» **Material to process**:
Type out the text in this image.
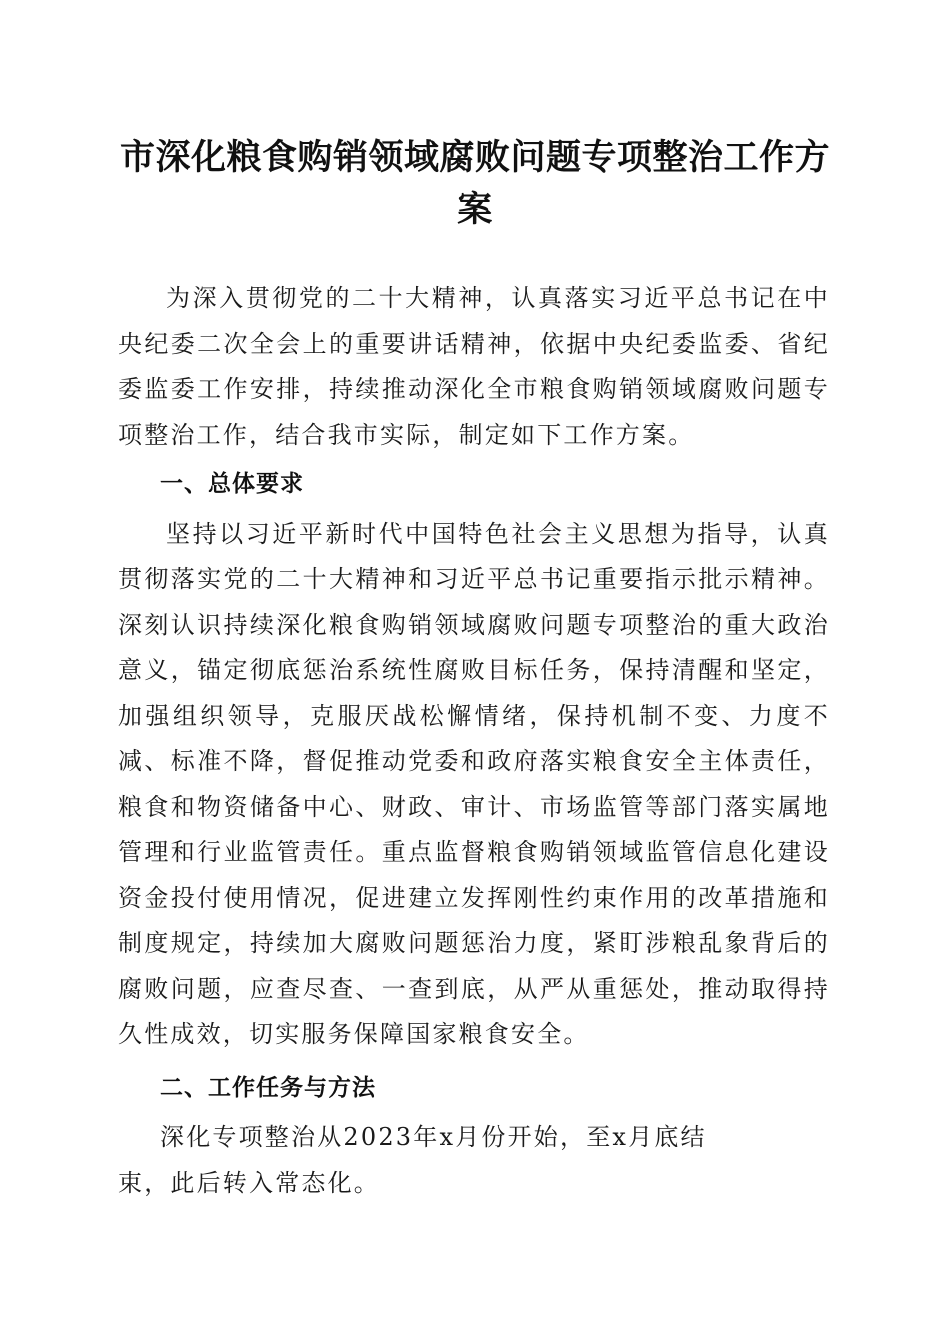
市深化粮食购销领域腐败问题专项整治工作方案

为深入贯彻党的二十大精神，认真落实习近平总书记在中央纪委二次全会上的重要讲话精神，依据中央纪委监委、省纪委监委工作安排，持续推动深化全市粮食购销领域腐败问题专项整治工作，结合我市实际，制定如下工作方案。

一、总体要求

坚持以习近平新时代中国特色社会主义思想为指导，认真贯彻落实党的二十大精神和习近平总书记重要指示批示精神。深刻认识持续深化粮食购销领域腐败问题专项整治的重大政治意义，锚定彻底惩治系统性腐败目标任务，保持清醒和坚定，加强组织领导，克服厌战松懈情绪，保持机制不变、力度不减、标准不降，督促推动党委和政府落实粮食安全主体责任，粮食和物资储备中心、财政、审计、市场监管等部门落实属地管理和行业监管责任。重点监督粮食购销领域监管信息化建设资金投付使用情况，促进建立发挥刚性约束作用的改革措施和制度规定，持续加大腐败问题惩治力度，紧盯涉粮乱象背后的腐败问题，应查尽查、一查到底，从严从重惩处，推动取得持久性成效，切实服务保障国家粮食安全。

二、工作任务与方法

深化专项整治从2023年x月份开始，至x月底结束，此后转入常态化。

» **Goal of the exercise**: Transcribe the records verbatim and omit the images.

» **Solution for this problem**:
Type out the text in this image.
市深化粮食购销领域腐败问题专项整治工作方案

为深入贯彻党的二十大精神，认真落实习近平总书记在中央纪委二次全会上的重要讲话精神，依据中央纪委监委、省纪委监委工作安排，持续推动深化全市粮食购销领域腐败问题专项整治工作，结合我市实际，制定如下工作方案。

一、总体要求

坚持以习近平新时代中国特色社会主义思想为指导，认真贯彻落实党的二十大精神和习近平总书记重要指示批示精神。深刻认识持续深化粮食购销领域腐败问题专项整治的重大政治意义，锚定彻底惩治系统性腐败目标任务，保持清醒和坚定，加强组织领导，克服厌战松懈情绪，保持机制不变、力度不减、标准不降，督促推动党委和政府落实粮食安全主体责任，粮食和物资储备中心、财政、审计、市场监管等部门落实属地管理和行业监管责任。重点监督粮食购销领域监管信息化建设资金投付使用情况，促进建立发挥刚性约束作用的改革措施和制度规定，持续加大腐败问题惩治力度，紧盯涉粮乱象背后的腐败问题，应查尽查、一查到底，从严从重惩处，推动取得持久性成效，切实服务保障国家粮食安全。

二、工作任务与方法

深化专项整治从2023年x月份开始，至x月底结束，此后转入常态化。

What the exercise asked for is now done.